● Written instruction:
Here are some entries; quote each one exactly.

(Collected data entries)
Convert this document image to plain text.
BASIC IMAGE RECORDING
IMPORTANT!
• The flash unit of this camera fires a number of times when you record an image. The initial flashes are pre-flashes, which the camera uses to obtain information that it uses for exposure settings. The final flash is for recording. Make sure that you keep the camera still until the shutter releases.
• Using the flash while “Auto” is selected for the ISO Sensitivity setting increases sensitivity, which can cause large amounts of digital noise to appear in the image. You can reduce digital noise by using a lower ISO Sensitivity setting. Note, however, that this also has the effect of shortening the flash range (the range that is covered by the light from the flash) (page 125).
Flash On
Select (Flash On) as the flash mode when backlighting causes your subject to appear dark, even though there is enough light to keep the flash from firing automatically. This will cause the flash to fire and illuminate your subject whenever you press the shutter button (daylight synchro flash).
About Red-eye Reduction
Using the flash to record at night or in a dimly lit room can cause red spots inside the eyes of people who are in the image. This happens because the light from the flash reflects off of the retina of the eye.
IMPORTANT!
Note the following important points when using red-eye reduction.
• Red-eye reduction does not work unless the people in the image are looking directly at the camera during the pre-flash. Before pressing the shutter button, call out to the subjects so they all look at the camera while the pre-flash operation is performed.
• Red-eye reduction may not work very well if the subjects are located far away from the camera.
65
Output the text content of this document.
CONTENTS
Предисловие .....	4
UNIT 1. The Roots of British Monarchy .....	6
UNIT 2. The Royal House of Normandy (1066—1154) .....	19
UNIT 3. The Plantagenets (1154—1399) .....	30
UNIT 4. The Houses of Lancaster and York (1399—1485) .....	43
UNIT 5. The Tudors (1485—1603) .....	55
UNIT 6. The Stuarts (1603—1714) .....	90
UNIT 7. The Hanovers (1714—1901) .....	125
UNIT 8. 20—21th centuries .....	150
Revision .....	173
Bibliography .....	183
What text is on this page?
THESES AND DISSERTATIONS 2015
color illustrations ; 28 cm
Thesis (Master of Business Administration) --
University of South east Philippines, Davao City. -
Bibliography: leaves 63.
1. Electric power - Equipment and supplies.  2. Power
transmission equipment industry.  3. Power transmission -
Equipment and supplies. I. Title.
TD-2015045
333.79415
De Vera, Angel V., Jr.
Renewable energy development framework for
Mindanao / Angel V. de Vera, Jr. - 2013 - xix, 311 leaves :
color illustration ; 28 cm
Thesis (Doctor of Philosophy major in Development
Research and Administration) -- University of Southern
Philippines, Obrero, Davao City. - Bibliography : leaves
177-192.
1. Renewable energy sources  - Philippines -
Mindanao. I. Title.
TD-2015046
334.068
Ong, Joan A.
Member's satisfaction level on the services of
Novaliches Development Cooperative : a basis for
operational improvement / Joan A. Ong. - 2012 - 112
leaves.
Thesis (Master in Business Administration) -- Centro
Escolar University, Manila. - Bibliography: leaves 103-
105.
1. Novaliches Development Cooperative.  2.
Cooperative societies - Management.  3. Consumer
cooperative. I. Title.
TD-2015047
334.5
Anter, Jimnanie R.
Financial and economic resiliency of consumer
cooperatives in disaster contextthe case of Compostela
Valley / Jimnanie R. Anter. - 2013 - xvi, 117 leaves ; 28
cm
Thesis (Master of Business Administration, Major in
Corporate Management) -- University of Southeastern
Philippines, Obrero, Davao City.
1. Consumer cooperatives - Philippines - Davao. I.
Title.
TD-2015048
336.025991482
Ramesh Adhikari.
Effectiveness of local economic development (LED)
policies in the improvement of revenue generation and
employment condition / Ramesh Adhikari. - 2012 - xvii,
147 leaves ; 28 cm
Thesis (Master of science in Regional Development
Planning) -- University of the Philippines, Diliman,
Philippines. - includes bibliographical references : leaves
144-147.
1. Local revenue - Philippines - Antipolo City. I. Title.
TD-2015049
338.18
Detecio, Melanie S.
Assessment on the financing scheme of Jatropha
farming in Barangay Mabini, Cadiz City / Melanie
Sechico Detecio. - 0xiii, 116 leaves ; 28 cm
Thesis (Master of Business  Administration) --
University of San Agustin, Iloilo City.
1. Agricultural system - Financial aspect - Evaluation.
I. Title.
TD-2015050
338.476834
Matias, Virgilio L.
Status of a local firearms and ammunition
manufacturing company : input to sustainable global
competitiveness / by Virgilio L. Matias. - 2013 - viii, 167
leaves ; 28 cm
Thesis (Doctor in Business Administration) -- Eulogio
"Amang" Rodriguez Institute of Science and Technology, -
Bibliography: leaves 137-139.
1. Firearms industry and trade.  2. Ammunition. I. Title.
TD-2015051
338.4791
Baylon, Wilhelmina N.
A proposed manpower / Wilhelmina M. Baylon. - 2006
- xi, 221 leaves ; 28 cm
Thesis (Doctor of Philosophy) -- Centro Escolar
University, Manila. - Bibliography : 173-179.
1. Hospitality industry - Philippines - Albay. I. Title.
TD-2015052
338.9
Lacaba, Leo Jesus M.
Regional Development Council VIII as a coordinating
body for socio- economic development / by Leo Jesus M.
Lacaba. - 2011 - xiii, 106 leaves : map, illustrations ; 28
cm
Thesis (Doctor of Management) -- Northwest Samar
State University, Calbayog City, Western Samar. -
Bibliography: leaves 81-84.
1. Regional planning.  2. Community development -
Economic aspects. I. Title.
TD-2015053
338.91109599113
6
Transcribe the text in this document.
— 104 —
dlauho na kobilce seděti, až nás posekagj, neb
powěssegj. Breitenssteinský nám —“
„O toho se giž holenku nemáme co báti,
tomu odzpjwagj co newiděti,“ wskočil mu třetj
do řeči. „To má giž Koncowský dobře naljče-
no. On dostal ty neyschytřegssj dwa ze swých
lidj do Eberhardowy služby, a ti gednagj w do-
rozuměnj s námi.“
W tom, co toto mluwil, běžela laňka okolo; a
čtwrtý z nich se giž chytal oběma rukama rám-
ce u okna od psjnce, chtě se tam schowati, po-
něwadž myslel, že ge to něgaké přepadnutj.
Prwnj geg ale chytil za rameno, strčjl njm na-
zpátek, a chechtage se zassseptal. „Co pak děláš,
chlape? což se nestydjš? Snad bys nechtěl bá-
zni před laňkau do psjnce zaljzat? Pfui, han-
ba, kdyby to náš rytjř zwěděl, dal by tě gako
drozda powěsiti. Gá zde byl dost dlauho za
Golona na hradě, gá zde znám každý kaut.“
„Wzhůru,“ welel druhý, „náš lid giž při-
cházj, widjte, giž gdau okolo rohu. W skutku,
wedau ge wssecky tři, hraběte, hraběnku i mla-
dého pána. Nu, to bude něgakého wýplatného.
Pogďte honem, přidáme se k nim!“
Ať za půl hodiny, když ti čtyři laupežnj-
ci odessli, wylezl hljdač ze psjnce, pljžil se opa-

● Exercise result:
Convert this document image to plain text.
BASIC IMAGE RECORDING
IMPORTANT!
• The flash unit of this camera fires a number of times when you record an image. The initial flashes are pre-flashes, which the camera uses to obtain information that it uses for exposure settings. The final flash is for recording. Make sure that you keep the camera still until the shutter releases.
• Using the flash while “Auto” is selected for the ISO Sensitivity setting increases sensitivity, which can cause large amounts of digital noise to appear in the image. You can reduce digital noise by using a lower ISO Sensitivity setting. Note, however, that this also has the effect of shortening the flash range (the range that is covered by the light from the flash) (page 125).
Flash On
Select (Flash On) as the flash mode when backlighting causes your subject to appear dark, even though there is enough light to keep the flash from firing automatically. This will cause the flash to fire and illuminate your subject whenever you press the shutter button (daylight synchro flash).
About Red-eye Reduction
Using the flash to record at night or in a dimly lit room can cause red spots inside the eyes of people who are in the image. This happens because the light from the flash reflects off of the retina of the eye.
IMPORTANT!
Note the following important points when using red-eye reduction.
• Red-eye reduction does not work unless the people in the image are looking directly at the camera during the pre-flash. Before pressing the shutter button, call out to the subjects so they all look at the camera while the pre-flash operation is performed.
• Red-eye reduction may not work very well if the subjects are located far away from the camera.
65
Output the text content of this document.
CONTENTS
Предисловие .....	4
UNIT 1. The Roots of British Monarchy .....	6
UNIT 2. The Royal House of Normandy (1066—1154) .....	19
UNIT 3. The Plantagenets (1154—1399) .....	30
UNIT 4. The Houses of Lancaster and York (1399—1485) .....	43
UNIT 5. The Tudors (1485—1603) .....	55
UNIT 6. The Stuarts (1603—1714) .....	90
UNIT 7. The Hanovers (1714—1901) .....	125
UNIT 8. 20—21th centuries .....	150
Revision .....	173
Bibliography .....	183
What text is on this page?
THESES AND DISSERTATIONS 2015
color illustrations ; 28 cm
Thesis (Master of Business Administration) --
University of South east Philippines, Davao City. -
Bibliography: leaves 63.
1. Electric power - Equipment and supplies.  2. Power
transmission equipment industry.  3. Power transmission -
Equipment and supplies. I. Title.
TD-2015045
333.79415
De Vera, Angel V., Jr.
Renewable energy development framework for
Mindanao / Angel V. de Vera, Jr. - 2013 - xix, 311 leaves :
color illustration ; 28 cm
Thesis (Doctor of Philosophy major in Development
Research and Administration) -- University of Southern
Philippines, Obrero, Davao City. - Bibliography : leaves
177-192.
1. Renewable energy sources  - Philippines -
Mindanao. I. Title.
TD-2015046
334.068
Ong, Joan A.
Member's satisfaction level on the services of
Novaliches Development Cooperative : a basis for
operational improvement / Joan A. Ong. - 2012 - 112
leaves.
Thesis (Master in Business Administration) -- Centro
Escolar University, Manila. - Bibliography: leaves 103-
105.
1. Novaliches Development Cooperative.  2.
Cooperative societies - Management.  3. Consumer
cooperative. I. Title.
TD-2015047
334.5
Anter, Jimnanie R.
Financial and economic resiliency of consumer
cooperatives in disaster contextthe case of Compostela
Valley / Jimnanie R. Anter. - 2013 - xvi, 117 leaves ; 28
cm
Thesis (Master of Business Administration, Major in
Corporate Management) -- University of Southeastern
Philippines, Obrero, Davao City.
1. Consumer cooperatives - Philippines - Davao. I.
Title.
TD-2015048
336.025991482
Ramesh Adhikari.
Effectiveness of local economic development (LED)
policies in the improvement of revenue generation and
employment condition / Ramesh Adhikari. - 2012 - xvii,
147 leaves ; 28 cm
Thesis (Master of science in Regional Development
Planning) -- University of the Philippines, Diliman,
Philippines. - includes bibliographical references : leaves
144-147.
1. Local revenue - Philippines - Antipolo City. I. Title.
TD-2015049
338.18
Detecio, Melanie S.
Assessment on the financing scheme of Jatropha
farming in Barangay Mabini, Cadiz City / Melanie
Sechico Detecio. - 0xiii, 116 leaves ; 28 cm
Thesis (Master of Business  Administration) --
University of San Agustin, Iloilo City.
1. Agricultural system - Financial aspect - Evaluation.
I. Title.
TD-2015050
338.476834
Matias, Virgilio L.
Status of a local firearms and ammunition
manufacturing company : input to sustainable global
competitiveness / by Virgilio L. Matias. - 2013 - viii, 167
leaves ; 28 cm
Thesis (Doctor in Business Administration) -- Eulogio
"Amang" Rodriguez Institute of Science and Technology, -
Bibliography: leaves 137-139.
1. Firearms industry and trade.  2. Ammunition. I. Title.
TD-2015051
338.4791
Baylon, Wilhelmina N.
A proposed manpower / Wilhelmina M. Baylon. - 2006
- xi, 221 leaves ; 28 cm
Thesis (Doctor of Philosophy) -- Centro Escolar
University, Manila. - Bibliography : 173-179.
1. Hospitality industry - Philippines - Albay. I. Title.
TD-2015052
338.9
Lacaba, Leo Jesus M.
Regional Development Council VIII as a coordinating
body for socio- economic development / by Leo Jesus M.
Lacaba. - 2011 - xiii, 106 leaves : map, illustrations ; 28
cm
Thesis (Doctor of Management) -- Northwest Samar
State University, Calbayog City, Western Samar. -
Bibliography: leaves 81-84.
1. Regional planning.  2. Community development -
Economic aspects. I. Title.
TD-2015053
338.91109599113
6
Transcribe the text in this document.
— 104 —
dlauho na kobilce seděti, až nás posekagj, neb
powěssegj. Breitenssteinský nám —“
„O toho se giž holenku nemáme co báti,
tomu odzpjwagj co newiděti,“ wskočil mu třetj
do řeči. „To má giž Koncowský dobře naljče-
no. On dostal ty neyschytřegssj dwa ze swých
lidj do Eberhardowy služby, a ti gednagj w do-
rozuměnj s námi.“
W tom, co toto mluwil, běžela laňka okolo; a
čtwrtý z nich se giž chytal oběma rukama rám-
ce u okna od psjnce, chtě se tam schowati, po-
něwadž myslel, že ge to něgaké přepadnutj.
Prwnj geg ale chytil za rameno, strčjl njm na-
zpátek, a chechtage se zassseptal. „Co pak děláš,
chlape? což se nestydjš? Snad bys nechtěl bá-
zni před laňkau do psjnce zaljzat? Pfui, han-
ba, kdyby to náš rytjř zwěděl, dal by tě gako
drozda powěsiti. Gá zde byl dost dlauho za
Golona na hradě, gá zde znám každý kaut.“
„Wzhůru,“ welel druhý, „náš lid giž při-
cházj, widjte, giž gdau okolo rohu. W skutku,
wedau ge wssecky tři, hraběte, hraběnku i mla-
dého pána. Nu, to bude něgakého wýplatného.
Pogďte honem, přidáme se k nim!“
Ať za půl hodiny, když ti čtyři laupežnj-
ci odessli, wylezl hljdač ze psjnce, pljžil se opa-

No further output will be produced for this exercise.